>> begin
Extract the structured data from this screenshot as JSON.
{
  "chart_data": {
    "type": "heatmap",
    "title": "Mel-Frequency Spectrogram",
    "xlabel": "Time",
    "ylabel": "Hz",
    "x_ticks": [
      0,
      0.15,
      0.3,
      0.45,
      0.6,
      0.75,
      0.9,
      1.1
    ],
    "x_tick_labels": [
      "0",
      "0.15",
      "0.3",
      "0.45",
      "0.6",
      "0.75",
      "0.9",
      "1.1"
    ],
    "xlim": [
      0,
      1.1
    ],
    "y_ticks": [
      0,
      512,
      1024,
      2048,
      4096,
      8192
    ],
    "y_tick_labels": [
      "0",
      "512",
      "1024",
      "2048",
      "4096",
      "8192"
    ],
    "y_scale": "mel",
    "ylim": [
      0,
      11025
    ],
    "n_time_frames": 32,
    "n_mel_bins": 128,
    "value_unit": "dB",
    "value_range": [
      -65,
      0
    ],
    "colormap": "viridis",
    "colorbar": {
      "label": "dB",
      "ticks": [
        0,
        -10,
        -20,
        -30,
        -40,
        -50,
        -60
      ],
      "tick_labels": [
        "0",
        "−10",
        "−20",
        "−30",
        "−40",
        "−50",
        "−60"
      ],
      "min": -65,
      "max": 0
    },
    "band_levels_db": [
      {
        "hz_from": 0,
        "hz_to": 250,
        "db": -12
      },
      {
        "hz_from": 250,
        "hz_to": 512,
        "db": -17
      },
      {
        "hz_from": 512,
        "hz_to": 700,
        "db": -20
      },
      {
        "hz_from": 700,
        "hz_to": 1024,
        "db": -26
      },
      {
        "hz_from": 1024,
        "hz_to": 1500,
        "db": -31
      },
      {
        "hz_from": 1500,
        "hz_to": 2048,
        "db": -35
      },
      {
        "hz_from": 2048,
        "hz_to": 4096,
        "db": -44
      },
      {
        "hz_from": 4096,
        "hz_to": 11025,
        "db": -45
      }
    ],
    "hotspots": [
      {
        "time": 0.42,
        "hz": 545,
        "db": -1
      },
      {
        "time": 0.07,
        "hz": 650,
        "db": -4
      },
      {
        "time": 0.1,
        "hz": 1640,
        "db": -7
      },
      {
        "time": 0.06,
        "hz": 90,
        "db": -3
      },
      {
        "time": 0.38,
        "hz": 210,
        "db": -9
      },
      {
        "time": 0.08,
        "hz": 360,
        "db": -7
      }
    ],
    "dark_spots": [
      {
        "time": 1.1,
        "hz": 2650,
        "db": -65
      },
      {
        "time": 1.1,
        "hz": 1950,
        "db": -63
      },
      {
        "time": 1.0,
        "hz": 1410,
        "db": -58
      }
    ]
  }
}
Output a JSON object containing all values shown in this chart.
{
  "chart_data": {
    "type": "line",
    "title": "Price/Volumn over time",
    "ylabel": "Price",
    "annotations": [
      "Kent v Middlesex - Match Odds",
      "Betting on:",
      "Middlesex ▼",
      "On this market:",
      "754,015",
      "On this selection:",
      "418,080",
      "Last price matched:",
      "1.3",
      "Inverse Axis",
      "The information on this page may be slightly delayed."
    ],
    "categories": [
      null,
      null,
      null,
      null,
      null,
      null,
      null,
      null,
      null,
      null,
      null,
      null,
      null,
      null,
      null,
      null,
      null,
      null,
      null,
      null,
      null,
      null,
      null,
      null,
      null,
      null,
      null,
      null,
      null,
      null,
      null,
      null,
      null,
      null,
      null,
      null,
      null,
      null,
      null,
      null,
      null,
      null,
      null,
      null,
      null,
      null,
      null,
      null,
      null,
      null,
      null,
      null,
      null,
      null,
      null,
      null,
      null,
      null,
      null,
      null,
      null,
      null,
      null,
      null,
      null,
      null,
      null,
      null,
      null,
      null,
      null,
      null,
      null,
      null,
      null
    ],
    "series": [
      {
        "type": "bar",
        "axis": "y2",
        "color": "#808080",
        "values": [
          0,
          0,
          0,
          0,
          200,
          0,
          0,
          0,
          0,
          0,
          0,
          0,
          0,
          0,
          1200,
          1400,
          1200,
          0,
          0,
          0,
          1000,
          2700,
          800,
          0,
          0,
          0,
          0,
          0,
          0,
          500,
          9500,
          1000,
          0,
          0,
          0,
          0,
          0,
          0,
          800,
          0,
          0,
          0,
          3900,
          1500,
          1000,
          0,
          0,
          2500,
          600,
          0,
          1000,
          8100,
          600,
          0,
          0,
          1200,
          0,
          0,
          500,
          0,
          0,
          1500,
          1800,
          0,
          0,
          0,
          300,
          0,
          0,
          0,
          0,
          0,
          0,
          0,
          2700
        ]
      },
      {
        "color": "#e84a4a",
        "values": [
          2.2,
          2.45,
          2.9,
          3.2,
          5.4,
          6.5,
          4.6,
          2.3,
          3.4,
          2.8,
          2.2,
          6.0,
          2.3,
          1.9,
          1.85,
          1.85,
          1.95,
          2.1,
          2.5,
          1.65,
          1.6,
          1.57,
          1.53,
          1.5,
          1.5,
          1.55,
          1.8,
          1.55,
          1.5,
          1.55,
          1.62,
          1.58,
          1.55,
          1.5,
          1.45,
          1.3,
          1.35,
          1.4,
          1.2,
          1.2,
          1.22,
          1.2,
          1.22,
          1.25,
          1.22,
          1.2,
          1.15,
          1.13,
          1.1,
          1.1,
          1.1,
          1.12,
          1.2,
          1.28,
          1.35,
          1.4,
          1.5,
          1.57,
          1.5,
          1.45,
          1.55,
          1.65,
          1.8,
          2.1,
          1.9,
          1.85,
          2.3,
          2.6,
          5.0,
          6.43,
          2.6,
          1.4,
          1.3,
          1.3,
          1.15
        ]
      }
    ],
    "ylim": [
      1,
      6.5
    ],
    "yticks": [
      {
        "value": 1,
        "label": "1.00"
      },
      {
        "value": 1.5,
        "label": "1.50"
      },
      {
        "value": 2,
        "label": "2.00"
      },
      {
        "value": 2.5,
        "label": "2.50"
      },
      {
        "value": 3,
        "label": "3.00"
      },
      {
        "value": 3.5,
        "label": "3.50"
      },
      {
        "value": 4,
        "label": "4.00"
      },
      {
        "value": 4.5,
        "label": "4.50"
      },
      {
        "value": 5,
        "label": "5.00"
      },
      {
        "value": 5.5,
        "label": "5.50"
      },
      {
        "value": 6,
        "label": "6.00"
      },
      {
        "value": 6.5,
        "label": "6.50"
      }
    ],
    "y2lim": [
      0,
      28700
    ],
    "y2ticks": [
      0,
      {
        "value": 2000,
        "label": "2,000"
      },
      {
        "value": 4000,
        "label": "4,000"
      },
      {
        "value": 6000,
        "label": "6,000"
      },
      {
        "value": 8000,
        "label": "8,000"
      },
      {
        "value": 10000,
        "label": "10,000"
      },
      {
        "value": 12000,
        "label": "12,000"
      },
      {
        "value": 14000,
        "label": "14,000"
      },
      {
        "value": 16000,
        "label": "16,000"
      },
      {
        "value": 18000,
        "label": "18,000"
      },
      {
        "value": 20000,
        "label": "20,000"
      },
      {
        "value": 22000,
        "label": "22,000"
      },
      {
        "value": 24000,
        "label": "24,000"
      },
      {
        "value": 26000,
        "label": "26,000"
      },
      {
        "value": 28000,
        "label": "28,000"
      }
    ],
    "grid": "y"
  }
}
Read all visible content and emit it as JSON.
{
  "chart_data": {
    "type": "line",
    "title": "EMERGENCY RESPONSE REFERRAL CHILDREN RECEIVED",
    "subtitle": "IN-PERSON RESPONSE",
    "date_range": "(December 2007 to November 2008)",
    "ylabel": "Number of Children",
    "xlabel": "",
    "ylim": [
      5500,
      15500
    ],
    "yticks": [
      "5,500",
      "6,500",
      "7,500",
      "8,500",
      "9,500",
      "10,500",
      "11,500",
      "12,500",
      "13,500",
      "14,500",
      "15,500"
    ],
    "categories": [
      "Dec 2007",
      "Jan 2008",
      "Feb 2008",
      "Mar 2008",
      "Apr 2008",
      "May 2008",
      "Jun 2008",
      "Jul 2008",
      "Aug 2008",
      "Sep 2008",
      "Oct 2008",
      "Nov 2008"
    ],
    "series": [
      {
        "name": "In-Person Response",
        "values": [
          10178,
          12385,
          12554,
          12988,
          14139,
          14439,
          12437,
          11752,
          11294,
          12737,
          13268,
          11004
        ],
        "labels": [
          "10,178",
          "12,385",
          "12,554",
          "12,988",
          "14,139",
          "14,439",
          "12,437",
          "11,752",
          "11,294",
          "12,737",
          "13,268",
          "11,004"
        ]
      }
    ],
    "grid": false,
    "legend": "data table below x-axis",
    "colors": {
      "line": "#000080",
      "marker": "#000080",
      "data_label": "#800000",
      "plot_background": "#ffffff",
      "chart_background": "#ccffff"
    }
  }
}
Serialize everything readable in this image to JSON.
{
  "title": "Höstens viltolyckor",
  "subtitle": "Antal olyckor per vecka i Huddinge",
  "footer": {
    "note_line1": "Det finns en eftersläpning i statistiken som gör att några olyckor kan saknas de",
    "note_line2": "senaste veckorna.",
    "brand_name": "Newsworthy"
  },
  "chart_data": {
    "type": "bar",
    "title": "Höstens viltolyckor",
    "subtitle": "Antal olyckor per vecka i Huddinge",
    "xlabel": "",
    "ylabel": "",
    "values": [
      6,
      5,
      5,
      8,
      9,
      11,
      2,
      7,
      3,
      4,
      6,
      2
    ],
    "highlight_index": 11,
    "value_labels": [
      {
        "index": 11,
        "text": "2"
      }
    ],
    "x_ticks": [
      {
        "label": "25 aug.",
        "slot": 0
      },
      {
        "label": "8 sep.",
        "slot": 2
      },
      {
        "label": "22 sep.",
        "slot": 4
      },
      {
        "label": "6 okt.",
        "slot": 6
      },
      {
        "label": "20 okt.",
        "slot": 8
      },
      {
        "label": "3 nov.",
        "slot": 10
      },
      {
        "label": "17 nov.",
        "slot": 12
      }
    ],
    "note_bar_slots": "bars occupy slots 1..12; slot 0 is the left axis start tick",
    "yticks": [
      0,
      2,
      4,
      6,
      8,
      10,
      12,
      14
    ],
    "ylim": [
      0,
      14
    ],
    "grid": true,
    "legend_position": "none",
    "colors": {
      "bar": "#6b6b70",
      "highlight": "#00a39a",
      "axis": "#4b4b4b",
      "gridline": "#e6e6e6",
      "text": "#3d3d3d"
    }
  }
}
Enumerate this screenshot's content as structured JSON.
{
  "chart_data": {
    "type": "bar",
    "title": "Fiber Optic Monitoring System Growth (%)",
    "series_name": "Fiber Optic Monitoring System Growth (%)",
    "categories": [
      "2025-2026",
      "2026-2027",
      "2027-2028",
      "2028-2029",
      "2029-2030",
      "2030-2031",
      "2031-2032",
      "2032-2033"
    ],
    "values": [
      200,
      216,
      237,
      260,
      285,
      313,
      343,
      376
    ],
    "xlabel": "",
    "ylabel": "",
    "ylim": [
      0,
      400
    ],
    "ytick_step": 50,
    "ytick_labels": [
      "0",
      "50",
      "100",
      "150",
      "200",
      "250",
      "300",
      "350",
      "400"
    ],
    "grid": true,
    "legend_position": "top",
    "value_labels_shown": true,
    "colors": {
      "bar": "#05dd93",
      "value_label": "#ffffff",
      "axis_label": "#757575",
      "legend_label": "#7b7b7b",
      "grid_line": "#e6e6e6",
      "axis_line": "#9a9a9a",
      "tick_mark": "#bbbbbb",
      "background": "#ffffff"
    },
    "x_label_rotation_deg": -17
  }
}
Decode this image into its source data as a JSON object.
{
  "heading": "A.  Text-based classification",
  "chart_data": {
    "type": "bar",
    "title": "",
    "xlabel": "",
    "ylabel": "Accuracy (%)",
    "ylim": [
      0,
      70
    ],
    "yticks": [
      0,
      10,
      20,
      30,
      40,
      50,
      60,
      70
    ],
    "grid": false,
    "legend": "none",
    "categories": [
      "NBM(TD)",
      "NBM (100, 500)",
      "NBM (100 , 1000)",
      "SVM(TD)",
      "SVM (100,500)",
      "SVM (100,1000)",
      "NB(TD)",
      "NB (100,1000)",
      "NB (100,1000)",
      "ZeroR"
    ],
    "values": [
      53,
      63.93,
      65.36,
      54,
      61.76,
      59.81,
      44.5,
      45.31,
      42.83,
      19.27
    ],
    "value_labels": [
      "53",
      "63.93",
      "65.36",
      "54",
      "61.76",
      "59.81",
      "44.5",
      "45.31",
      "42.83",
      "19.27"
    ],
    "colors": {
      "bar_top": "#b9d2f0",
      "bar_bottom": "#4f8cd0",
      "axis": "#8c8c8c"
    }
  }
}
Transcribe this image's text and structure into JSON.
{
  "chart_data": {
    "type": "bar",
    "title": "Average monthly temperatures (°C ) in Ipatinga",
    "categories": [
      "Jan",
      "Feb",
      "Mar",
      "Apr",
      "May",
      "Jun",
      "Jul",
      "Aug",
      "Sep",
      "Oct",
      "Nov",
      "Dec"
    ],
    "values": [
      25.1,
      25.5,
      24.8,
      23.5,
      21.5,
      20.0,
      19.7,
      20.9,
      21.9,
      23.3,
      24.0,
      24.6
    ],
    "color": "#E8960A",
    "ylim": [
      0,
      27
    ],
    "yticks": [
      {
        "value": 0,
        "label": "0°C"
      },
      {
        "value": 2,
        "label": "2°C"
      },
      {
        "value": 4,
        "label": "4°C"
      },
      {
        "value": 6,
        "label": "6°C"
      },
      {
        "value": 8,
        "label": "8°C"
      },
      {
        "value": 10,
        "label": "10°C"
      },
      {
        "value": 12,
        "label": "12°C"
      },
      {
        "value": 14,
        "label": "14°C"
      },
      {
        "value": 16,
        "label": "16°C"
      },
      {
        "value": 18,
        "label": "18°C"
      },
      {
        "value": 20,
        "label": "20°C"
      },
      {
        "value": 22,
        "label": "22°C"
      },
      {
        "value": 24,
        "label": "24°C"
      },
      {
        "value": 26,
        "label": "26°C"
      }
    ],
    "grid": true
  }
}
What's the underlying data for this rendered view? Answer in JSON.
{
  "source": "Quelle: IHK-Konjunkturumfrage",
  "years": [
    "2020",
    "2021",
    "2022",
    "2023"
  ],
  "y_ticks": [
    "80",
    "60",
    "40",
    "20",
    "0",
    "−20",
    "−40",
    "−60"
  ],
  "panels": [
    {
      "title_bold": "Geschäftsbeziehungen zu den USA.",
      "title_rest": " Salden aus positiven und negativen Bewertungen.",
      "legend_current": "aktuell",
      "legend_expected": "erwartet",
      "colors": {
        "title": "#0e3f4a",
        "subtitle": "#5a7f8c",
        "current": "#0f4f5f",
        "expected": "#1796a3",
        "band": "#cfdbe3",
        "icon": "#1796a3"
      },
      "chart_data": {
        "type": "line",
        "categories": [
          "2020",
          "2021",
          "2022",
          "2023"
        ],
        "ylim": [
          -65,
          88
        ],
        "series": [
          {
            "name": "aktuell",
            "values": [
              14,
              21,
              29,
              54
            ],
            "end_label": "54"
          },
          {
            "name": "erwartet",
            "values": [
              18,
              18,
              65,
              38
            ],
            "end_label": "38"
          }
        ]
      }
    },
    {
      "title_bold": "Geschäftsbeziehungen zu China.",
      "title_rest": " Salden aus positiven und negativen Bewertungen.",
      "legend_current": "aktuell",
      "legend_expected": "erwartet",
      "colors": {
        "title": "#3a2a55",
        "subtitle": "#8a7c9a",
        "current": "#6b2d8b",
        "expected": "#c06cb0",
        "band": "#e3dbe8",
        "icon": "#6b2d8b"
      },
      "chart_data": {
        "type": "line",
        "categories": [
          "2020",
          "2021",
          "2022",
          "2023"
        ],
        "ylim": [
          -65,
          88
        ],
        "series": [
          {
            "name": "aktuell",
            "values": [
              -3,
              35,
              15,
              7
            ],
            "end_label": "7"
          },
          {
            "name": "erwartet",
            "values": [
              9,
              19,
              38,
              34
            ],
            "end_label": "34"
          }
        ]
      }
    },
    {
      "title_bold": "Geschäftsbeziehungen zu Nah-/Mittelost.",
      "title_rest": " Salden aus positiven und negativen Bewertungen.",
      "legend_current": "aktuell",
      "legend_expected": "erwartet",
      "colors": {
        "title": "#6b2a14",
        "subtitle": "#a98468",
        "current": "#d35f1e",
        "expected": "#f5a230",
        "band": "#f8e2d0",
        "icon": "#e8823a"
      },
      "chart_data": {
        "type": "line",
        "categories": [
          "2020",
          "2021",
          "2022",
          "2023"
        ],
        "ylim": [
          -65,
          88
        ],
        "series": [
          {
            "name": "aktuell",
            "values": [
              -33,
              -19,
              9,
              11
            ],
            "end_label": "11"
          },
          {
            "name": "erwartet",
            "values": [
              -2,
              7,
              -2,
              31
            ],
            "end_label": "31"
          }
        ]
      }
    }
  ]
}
>> end
_Given request:_ Within the listing above, find every line containing the string "System" and return it.

_Problem solution:_
    "title": "Fiber Optic Monitoring System Growth (%)",
    "series_name": "Fiber Optic Monitoring System Growth (%)",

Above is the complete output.